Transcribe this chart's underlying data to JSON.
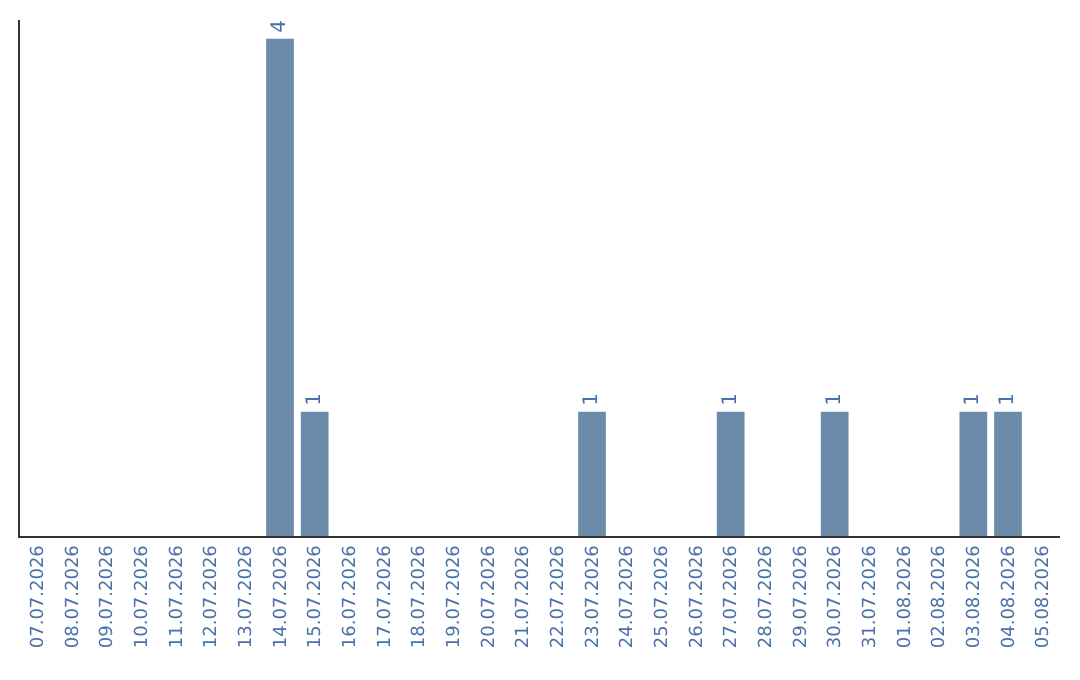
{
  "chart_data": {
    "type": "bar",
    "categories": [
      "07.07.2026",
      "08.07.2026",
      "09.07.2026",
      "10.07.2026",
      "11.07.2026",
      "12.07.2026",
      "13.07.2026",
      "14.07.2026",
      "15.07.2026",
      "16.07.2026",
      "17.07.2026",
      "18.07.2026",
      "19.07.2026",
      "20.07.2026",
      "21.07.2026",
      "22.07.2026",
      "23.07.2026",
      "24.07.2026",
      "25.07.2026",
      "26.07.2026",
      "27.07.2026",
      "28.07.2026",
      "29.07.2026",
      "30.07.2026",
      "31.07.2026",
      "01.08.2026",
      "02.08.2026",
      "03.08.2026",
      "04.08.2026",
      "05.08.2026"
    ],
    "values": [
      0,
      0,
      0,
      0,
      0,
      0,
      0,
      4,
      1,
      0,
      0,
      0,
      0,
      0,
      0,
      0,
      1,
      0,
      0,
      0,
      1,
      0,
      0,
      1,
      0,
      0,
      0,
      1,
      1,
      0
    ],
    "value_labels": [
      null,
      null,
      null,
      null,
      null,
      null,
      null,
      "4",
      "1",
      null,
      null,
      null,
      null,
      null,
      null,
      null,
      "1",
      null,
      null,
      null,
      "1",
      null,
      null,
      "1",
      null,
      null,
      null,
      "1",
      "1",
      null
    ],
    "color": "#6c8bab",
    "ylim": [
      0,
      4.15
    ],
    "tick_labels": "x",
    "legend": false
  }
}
...
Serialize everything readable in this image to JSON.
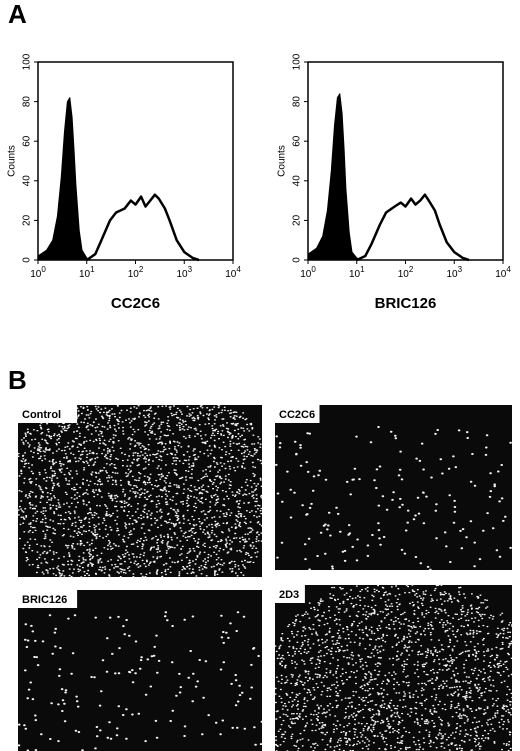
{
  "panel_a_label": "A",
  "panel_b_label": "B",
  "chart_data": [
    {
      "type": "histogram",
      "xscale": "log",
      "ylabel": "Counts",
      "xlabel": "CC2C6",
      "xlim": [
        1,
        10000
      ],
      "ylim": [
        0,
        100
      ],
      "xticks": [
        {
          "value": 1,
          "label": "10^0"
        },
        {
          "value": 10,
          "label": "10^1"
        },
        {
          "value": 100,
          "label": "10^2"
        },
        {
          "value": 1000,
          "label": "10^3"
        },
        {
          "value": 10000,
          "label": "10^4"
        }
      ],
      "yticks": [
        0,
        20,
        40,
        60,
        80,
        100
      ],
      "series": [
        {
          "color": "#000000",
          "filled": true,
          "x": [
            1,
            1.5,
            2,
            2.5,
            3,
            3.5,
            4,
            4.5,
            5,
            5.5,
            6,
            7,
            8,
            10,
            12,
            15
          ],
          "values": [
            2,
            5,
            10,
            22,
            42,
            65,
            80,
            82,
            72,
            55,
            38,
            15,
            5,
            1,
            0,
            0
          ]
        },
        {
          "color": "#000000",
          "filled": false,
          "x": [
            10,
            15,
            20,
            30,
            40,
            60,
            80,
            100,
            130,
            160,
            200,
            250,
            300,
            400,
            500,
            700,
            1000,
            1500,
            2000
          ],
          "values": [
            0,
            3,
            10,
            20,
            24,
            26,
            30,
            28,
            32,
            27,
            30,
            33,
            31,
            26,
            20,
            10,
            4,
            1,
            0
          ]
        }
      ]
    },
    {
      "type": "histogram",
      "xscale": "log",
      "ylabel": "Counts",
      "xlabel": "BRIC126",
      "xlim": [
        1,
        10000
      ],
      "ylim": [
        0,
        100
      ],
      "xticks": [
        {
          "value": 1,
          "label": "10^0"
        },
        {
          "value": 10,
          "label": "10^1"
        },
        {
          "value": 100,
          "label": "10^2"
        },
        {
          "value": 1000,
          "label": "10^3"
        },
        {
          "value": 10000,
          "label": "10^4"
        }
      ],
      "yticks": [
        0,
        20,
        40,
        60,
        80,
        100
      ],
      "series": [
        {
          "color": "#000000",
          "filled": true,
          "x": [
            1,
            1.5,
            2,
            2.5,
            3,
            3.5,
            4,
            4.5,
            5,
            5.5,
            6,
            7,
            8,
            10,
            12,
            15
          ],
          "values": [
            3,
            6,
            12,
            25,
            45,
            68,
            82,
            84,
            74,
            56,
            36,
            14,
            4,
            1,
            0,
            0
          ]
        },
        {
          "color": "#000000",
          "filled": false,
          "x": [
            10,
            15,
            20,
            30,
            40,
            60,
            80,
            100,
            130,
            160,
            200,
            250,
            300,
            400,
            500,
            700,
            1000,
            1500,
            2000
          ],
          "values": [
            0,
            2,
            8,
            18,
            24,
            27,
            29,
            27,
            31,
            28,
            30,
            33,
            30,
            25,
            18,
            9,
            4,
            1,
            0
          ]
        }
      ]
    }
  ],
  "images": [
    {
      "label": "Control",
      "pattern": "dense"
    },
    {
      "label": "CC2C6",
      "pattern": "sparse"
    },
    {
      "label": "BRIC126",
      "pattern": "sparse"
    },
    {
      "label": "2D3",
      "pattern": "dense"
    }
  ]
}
---
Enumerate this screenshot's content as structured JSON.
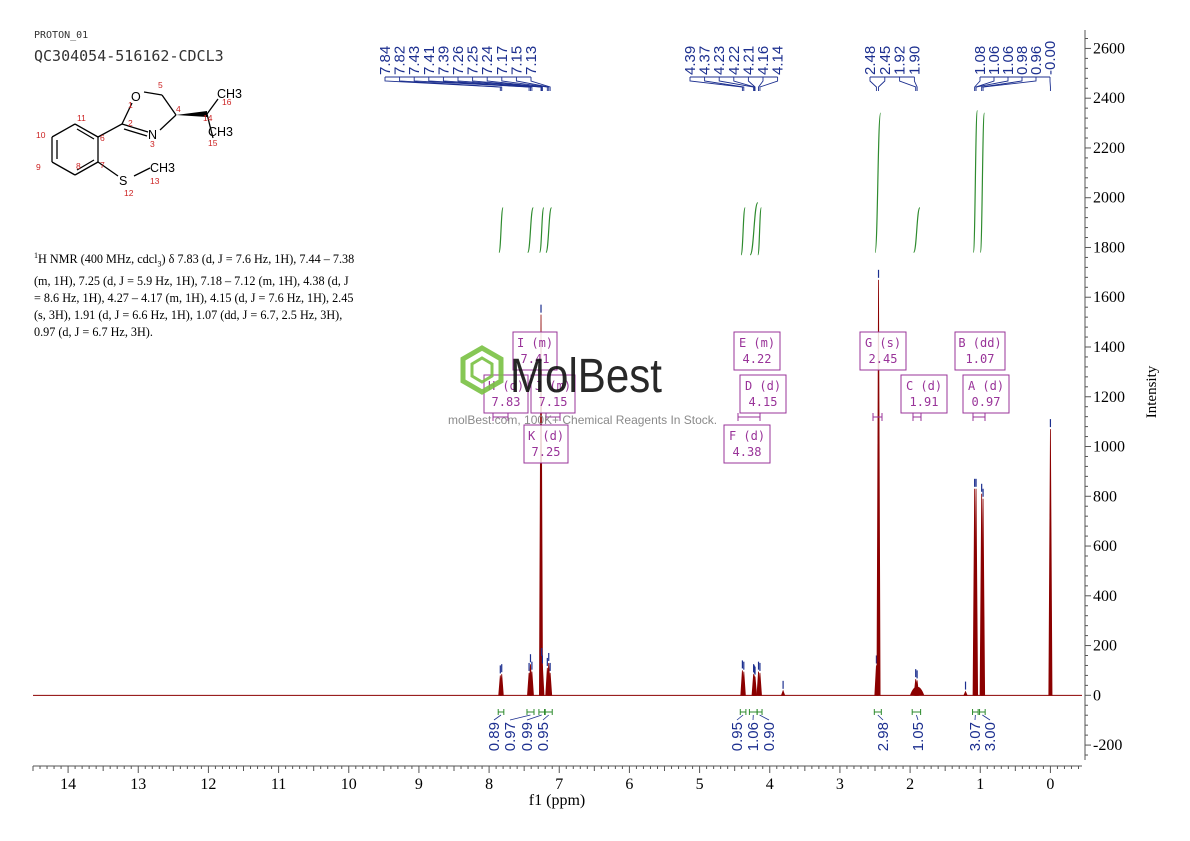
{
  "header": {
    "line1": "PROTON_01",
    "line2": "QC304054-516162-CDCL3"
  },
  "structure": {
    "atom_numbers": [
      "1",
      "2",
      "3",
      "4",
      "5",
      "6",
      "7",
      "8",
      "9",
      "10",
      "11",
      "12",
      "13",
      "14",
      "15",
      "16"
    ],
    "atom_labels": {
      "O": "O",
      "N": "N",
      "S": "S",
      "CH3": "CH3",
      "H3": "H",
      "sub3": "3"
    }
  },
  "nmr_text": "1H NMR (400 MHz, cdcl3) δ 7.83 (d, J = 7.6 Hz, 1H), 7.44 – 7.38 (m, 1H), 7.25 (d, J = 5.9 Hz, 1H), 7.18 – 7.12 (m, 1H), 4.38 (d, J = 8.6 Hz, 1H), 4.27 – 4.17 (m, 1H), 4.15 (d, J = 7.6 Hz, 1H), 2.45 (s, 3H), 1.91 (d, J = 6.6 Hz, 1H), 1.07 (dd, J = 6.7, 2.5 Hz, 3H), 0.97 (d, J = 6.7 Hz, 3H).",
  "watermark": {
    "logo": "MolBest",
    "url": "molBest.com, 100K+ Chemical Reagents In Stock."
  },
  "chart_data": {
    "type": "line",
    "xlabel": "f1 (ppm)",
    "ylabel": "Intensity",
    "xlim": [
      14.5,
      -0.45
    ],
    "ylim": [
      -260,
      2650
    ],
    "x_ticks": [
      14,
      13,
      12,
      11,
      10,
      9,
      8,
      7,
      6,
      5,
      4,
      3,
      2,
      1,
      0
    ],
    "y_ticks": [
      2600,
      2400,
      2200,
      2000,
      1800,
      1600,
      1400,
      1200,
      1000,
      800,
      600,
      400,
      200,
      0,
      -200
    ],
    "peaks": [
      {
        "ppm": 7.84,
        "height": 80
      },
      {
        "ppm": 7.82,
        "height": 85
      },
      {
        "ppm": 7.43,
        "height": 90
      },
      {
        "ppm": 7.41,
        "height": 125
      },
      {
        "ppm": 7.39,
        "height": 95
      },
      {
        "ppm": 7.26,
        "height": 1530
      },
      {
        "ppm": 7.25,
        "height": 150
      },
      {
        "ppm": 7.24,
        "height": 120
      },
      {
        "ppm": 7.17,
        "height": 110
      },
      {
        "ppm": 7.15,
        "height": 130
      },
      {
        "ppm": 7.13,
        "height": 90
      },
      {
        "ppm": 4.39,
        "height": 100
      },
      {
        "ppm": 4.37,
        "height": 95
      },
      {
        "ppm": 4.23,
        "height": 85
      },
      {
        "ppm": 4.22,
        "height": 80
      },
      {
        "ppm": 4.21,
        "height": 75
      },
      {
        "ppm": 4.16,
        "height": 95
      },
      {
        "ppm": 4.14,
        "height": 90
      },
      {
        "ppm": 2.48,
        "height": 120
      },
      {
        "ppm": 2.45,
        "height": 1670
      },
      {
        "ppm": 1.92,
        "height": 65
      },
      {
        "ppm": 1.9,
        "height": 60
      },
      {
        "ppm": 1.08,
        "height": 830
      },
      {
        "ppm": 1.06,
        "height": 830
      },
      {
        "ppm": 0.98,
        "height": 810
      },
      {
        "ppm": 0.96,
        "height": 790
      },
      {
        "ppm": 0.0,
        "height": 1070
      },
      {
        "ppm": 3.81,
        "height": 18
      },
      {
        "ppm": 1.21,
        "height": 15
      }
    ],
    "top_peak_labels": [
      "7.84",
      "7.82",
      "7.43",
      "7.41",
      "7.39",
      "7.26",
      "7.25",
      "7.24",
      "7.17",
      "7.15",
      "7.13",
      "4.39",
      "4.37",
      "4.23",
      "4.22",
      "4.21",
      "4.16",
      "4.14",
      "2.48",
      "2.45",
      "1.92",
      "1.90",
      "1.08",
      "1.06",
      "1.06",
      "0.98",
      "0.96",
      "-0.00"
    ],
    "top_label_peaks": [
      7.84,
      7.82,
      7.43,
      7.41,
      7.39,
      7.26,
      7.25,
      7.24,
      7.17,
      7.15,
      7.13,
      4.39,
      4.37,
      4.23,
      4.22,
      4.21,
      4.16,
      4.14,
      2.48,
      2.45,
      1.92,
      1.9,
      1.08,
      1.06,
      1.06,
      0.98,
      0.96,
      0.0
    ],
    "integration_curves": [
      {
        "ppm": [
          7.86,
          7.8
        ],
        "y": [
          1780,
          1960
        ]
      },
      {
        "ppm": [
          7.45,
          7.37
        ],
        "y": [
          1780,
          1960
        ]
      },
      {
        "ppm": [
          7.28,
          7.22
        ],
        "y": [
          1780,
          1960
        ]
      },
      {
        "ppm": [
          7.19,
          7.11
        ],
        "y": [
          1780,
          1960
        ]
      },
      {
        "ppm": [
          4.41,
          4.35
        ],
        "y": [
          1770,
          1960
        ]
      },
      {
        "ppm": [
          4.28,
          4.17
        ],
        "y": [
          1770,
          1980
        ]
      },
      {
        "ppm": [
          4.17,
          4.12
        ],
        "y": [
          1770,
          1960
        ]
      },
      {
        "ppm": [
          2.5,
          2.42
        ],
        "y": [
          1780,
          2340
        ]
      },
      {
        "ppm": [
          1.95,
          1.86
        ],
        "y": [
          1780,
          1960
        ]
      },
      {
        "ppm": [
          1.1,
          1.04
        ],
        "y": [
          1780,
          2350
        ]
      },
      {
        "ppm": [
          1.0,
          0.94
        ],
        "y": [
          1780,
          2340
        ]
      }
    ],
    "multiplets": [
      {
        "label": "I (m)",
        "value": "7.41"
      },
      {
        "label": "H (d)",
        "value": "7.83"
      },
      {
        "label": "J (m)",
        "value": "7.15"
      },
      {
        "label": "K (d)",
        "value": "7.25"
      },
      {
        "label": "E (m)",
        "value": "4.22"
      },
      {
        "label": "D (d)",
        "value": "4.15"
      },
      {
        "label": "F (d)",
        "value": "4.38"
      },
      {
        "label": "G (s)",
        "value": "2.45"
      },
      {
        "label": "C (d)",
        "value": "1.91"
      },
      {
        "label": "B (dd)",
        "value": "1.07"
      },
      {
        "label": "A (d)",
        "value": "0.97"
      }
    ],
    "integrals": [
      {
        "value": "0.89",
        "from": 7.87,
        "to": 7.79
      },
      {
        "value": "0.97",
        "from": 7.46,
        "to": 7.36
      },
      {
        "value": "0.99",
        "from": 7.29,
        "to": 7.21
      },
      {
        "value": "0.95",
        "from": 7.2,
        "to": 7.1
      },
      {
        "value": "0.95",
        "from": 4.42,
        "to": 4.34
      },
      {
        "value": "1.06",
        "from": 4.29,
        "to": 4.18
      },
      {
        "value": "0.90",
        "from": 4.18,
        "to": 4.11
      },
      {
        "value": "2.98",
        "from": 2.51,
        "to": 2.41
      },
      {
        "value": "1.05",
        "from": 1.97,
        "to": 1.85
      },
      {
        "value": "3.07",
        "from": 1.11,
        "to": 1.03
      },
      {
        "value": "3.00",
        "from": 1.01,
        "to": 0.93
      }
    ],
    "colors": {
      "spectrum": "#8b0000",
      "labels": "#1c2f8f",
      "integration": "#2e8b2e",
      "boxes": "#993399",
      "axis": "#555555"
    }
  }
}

- **REQUIREMENT**
Locate the word "from" in the records and collect each line it appears in.

- **EXPECTED OUTPUT**
        "from": 7.87,
        "from": 7.46,
        "from": 7.29,
        "from": 7.2,
        "from": 4.42,
        "from": 4.29,
        "from": 4.18,
        "from": 2.51,
        "from": 1.97,
        "from": 1.11,
        "from": 1.01,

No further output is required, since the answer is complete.